--- begin ---

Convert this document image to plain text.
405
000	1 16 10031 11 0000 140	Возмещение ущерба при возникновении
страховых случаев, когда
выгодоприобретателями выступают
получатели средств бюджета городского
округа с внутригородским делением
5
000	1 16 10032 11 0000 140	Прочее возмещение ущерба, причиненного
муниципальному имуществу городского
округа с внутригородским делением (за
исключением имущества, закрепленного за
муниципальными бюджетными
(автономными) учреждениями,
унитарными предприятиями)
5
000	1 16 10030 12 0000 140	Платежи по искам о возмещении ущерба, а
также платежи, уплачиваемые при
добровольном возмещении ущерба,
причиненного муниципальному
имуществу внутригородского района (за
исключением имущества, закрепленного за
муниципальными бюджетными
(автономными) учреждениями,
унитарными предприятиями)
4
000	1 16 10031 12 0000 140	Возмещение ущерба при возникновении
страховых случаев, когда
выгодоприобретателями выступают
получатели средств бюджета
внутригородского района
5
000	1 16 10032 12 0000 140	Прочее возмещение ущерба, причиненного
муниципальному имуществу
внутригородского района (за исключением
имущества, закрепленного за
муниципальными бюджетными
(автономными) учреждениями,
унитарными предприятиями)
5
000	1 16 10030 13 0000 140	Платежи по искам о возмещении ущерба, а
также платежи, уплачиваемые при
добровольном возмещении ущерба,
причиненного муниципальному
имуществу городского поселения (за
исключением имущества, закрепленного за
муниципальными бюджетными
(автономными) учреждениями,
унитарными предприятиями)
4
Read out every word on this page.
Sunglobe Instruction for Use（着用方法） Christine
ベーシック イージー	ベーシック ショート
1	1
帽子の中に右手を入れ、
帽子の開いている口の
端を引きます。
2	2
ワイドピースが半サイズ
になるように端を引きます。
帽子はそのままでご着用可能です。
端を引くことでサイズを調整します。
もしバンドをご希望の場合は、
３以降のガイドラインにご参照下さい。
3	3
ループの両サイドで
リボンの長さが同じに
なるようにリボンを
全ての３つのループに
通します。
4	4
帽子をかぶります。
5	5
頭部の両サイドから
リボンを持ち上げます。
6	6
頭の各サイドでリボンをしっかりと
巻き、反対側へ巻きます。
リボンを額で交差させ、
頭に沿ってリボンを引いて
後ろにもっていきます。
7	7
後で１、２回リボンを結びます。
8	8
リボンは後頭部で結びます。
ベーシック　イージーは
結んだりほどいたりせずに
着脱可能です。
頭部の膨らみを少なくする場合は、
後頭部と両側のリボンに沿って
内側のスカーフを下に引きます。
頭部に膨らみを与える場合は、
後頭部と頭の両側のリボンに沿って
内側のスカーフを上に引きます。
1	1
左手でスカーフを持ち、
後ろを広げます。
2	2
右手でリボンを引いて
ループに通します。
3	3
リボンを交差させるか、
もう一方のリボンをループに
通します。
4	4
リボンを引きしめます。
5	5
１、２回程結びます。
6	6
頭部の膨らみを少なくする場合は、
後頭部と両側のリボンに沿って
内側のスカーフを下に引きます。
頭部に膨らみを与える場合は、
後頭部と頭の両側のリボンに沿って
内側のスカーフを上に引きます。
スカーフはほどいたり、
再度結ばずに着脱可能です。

--- end ---

■ **What is being asked**
Repeat exactly, and only, the lines from the line containing "Read out every word on this page." through the last line of the records above, both included.

■ **Written response**
Read out every word on this page.
Sunglobe Instruction for Use（着用方法） Christine
ベーシック イージー	ベーシック ショート
1	1
帽子の中に右手を入れ、
帽子の開いている口の
端を引きます。
2	2
ワイドピースが半サイズ
になるように端を引きます。
帽子はそのままでご着用可能です。
端を引くことでサイズを調整します。
もしバンドをご希望の場合は、
３以降のガイドラインにご参照下さい。
3	3
ループの両サイドで
リボンの長さが同じに
なるようにリボンを
全ての３つのループに
通します。
4	4
帽子をかぶります。
5	5
頭部の両サイドから
リボンを持ち上げます。
6	6
頭の各サイドでリボンをしっかりと
巻き、反対側へ巻きます。
リボンを額で交差させ、
頭に沿ってリボンを引いて
後ろにもっていきます。
7	7
後で１、２回リボンを結びます。
8	8
リボンは後頭部で結びます。
ベーシック　イージーは
結んだりほどいたりせずに
着脱可能です。
頭部の膨らみを少なくする場合は、
後頭部と両側のリボンに沿って
内側のスカーフを下に引きます。
頭部に膨らみを与える場合は、
後頭部と頭の両側のリボンに沿って
内側のスカーフを上に引きます。
1	1
左手でスカーフを持ち、
後ろを広げます。
2	2
右手でリボンを引いて
ループに通します。
3	3
リボンを交差させるか、
もう一方のリボンをループに
通します。
4	4
リボンを引きしめます。
5	5
１、２回程結びます。
6	6
頭部の膨らみを少なくする場合は、
後頭部と両側のリボンに沿って
内側のスカーフを下に引きます。
頭部に膨らみを与える場合は、
後頭部と頭の両側のリボンに沿って
内側のスカーフを上に引きます。
スカーフはほどいたり、
再度結ばずに着脱可能です。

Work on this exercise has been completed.